- **What to work on**
Find every line with the word "date". Copy those lines.

- **Provided material**
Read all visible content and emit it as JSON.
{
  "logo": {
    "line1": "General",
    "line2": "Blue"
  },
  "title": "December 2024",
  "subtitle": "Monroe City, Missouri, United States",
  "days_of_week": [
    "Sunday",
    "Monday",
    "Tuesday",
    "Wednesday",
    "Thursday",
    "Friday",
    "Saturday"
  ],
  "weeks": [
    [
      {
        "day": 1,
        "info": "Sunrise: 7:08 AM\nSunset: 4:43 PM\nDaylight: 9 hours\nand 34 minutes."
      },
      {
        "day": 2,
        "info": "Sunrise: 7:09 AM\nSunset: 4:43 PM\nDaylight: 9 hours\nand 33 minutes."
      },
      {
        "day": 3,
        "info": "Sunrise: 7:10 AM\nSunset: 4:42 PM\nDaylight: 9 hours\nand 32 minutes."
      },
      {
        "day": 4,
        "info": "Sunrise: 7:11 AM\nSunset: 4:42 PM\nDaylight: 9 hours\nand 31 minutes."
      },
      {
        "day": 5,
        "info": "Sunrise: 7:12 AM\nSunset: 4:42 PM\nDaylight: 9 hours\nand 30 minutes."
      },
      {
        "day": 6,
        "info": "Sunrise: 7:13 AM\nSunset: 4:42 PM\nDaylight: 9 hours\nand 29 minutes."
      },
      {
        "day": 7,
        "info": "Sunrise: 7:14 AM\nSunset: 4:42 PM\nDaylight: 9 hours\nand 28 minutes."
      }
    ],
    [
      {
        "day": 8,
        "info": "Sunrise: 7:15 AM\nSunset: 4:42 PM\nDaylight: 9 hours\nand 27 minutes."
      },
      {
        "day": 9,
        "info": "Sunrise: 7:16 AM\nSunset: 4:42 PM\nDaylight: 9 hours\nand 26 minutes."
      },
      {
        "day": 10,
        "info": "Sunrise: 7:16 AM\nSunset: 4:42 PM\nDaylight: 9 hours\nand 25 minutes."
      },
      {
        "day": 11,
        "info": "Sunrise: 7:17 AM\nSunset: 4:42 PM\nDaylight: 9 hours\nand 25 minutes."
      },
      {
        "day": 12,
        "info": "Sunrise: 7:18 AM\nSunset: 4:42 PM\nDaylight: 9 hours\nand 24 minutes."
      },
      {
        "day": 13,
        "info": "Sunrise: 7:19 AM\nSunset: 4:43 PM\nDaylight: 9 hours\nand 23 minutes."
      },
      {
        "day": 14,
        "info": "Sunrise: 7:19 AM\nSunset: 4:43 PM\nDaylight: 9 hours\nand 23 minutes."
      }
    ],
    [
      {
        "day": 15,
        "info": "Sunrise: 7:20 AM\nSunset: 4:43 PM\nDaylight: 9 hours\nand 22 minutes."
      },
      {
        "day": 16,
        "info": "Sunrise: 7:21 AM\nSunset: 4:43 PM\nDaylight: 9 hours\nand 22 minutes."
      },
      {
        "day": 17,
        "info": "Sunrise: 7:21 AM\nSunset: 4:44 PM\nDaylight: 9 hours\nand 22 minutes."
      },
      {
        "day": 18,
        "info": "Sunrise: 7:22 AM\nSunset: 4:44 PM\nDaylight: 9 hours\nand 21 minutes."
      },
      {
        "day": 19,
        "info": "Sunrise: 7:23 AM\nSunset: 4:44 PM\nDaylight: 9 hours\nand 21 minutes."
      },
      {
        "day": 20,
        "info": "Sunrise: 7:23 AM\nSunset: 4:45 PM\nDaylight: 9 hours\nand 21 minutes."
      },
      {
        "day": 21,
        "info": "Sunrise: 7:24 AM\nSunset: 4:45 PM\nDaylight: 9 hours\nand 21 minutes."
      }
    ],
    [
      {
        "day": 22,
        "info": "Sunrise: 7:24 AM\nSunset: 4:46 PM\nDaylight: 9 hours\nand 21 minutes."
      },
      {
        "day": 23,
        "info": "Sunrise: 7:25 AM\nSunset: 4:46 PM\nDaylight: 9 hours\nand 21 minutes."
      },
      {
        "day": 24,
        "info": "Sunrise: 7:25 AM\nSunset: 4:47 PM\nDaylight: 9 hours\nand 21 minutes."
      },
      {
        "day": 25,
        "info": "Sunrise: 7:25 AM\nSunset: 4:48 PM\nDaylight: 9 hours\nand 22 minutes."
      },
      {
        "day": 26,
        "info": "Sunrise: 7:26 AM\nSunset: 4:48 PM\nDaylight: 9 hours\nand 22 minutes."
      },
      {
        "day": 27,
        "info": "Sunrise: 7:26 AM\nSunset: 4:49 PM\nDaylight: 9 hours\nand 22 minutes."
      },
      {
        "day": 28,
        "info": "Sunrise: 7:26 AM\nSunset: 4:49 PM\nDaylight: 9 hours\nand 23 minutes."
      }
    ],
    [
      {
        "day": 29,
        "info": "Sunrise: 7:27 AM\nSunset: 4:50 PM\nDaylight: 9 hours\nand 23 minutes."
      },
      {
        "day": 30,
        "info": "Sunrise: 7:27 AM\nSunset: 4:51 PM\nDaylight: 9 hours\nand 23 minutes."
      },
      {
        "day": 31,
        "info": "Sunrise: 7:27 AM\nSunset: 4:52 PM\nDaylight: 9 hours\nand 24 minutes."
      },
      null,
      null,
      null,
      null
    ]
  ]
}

* * *

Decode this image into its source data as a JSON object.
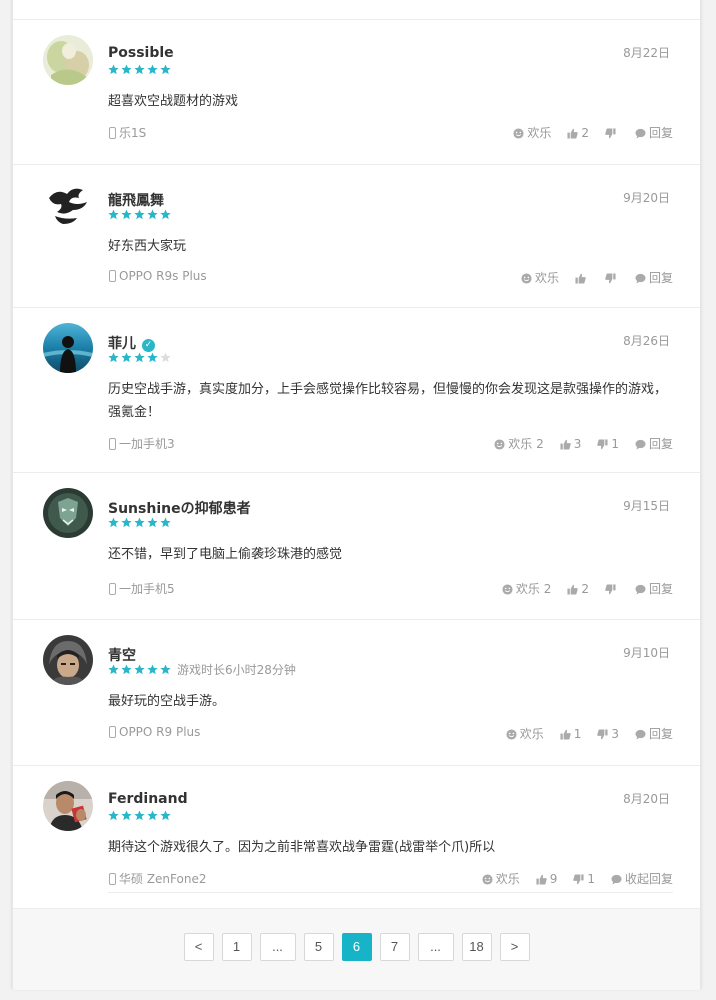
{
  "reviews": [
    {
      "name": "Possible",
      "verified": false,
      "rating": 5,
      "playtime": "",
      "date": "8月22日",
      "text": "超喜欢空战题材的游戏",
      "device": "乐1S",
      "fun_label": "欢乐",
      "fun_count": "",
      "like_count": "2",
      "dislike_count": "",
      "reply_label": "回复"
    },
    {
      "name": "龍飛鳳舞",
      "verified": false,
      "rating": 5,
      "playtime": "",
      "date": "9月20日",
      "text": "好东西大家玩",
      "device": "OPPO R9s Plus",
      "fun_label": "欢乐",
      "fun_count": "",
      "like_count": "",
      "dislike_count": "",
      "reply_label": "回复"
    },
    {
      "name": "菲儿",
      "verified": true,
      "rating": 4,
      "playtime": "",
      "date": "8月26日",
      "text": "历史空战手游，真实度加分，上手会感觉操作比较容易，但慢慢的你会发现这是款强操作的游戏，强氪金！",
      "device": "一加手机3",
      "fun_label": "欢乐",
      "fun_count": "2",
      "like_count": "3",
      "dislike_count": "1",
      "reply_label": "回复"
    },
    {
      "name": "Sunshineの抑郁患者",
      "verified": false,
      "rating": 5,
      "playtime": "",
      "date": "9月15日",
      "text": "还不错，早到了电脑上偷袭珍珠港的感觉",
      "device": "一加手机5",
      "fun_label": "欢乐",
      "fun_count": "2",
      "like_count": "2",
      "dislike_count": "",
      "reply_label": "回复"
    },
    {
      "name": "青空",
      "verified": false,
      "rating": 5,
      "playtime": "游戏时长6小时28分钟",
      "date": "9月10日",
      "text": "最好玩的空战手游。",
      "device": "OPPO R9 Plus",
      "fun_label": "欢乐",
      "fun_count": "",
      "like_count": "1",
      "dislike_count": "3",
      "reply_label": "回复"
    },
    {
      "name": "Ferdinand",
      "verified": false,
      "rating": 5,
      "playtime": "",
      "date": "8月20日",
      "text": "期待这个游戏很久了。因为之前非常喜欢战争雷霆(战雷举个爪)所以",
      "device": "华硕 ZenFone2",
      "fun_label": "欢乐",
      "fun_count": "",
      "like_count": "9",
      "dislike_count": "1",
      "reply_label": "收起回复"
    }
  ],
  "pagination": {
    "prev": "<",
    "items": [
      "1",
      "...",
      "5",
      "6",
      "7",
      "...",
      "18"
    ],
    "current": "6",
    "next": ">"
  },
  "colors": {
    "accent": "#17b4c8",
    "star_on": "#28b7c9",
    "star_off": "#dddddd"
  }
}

* * *

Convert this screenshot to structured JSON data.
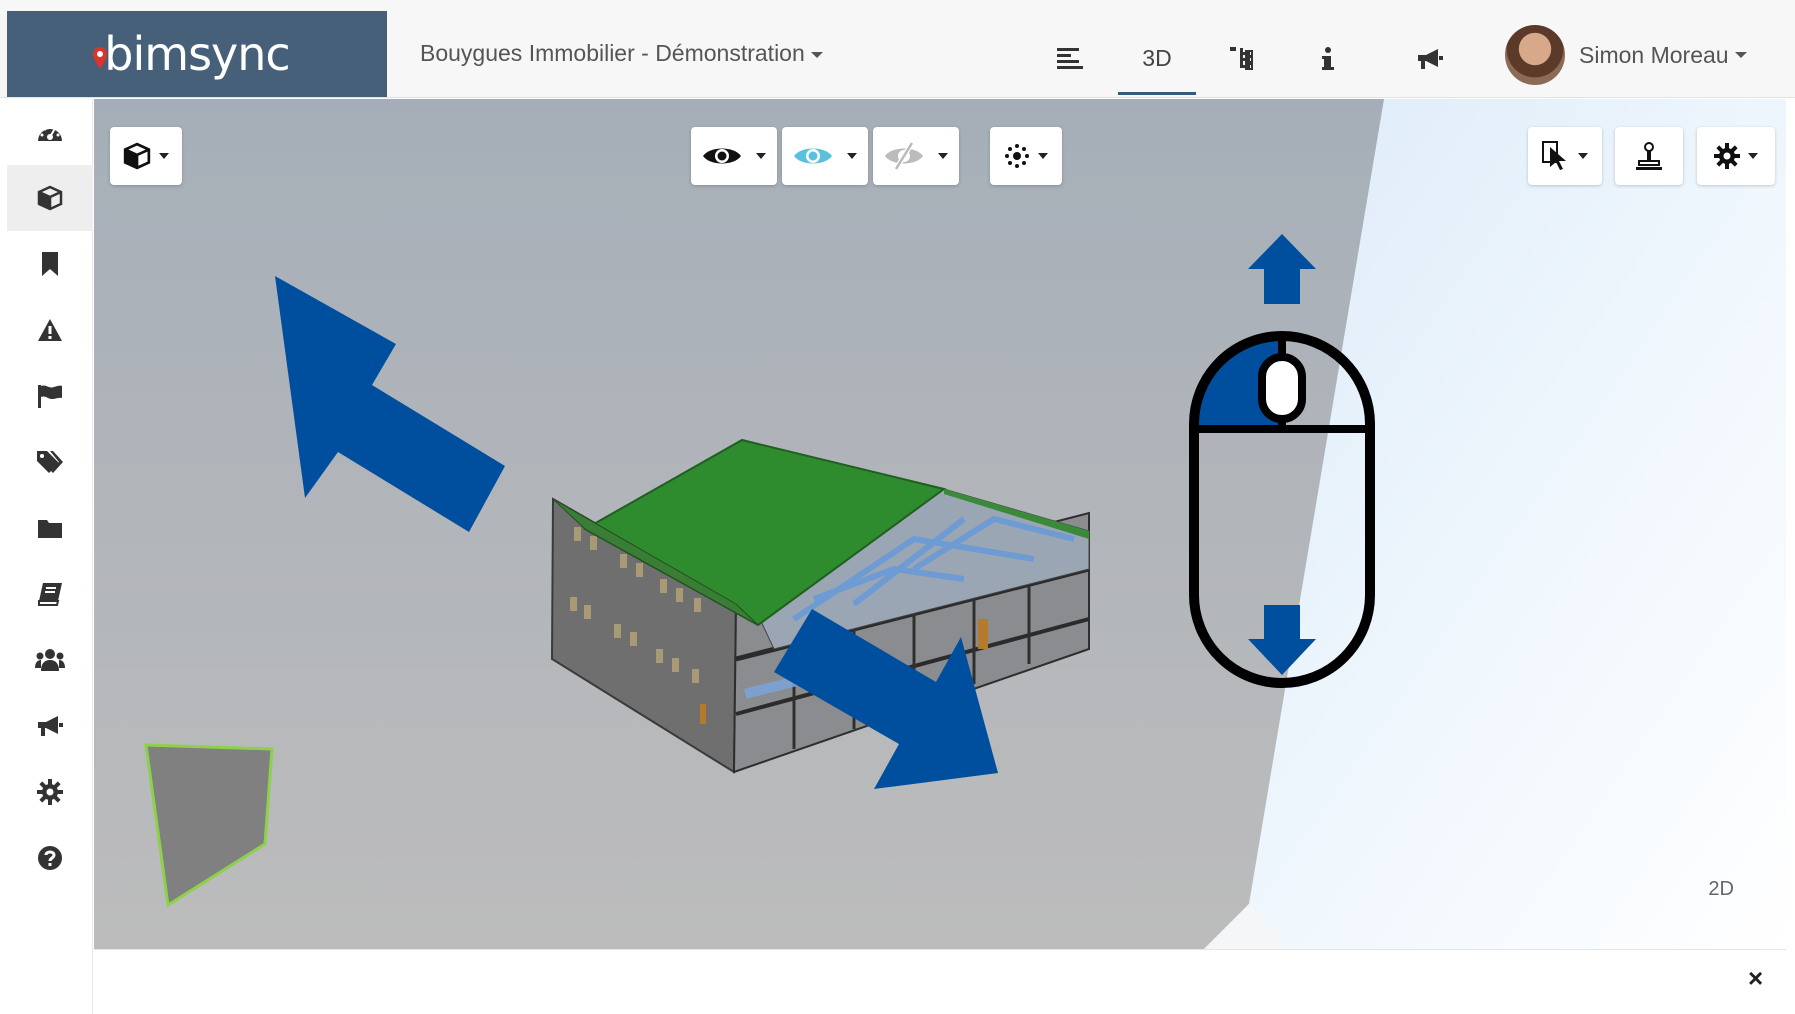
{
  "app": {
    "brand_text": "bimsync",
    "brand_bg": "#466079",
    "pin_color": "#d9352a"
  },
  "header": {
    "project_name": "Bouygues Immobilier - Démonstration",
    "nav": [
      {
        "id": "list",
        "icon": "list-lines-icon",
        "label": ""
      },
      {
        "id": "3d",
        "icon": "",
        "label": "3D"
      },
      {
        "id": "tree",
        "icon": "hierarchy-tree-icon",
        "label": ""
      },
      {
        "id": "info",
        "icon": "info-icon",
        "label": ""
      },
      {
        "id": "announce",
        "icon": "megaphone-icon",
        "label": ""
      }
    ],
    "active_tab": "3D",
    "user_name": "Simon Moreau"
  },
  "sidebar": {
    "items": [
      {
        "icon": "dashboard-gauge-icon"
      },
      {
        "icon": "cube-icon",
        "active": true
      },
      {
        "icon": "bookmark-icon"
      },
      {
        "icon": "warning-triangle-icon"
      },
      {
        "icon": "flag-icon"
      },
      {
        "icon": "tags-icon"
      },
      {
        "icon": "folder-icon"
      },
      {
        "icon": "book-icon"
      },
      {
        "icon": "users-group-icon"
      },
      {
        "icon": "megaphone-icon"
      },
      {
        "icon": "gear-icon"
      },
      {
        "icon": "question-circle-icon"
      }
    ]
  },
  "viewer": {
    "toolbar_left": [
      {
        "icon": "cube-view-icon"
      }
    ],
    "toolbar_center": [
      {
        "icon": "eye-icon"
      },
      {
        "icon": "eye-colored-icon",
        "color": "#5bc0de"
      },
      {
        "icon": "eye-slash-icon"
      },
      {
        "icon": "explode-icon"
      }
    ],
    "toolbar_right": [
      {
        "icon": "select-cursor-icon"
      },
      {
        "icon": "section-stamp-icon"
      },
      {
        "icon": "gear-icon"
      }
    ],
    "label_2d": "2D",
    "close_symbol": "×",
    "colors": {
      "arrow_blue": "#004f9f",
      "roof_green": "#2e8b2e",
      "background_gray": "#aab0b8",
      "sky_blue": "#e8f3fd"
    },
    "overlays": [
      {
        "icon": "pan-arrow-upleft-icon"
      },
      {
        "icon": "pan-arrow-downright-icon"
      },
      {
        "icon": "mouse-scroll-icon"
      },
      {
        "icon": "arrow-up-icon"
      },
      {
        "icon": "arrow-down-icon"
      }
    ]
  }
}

- **Exercise solution**
      "date": "8月22日",
      "date": "9月20日",
      "date": "8月26日",
      "date": "9月15日",
      "date": "9月10日",
      "date": "8月20日",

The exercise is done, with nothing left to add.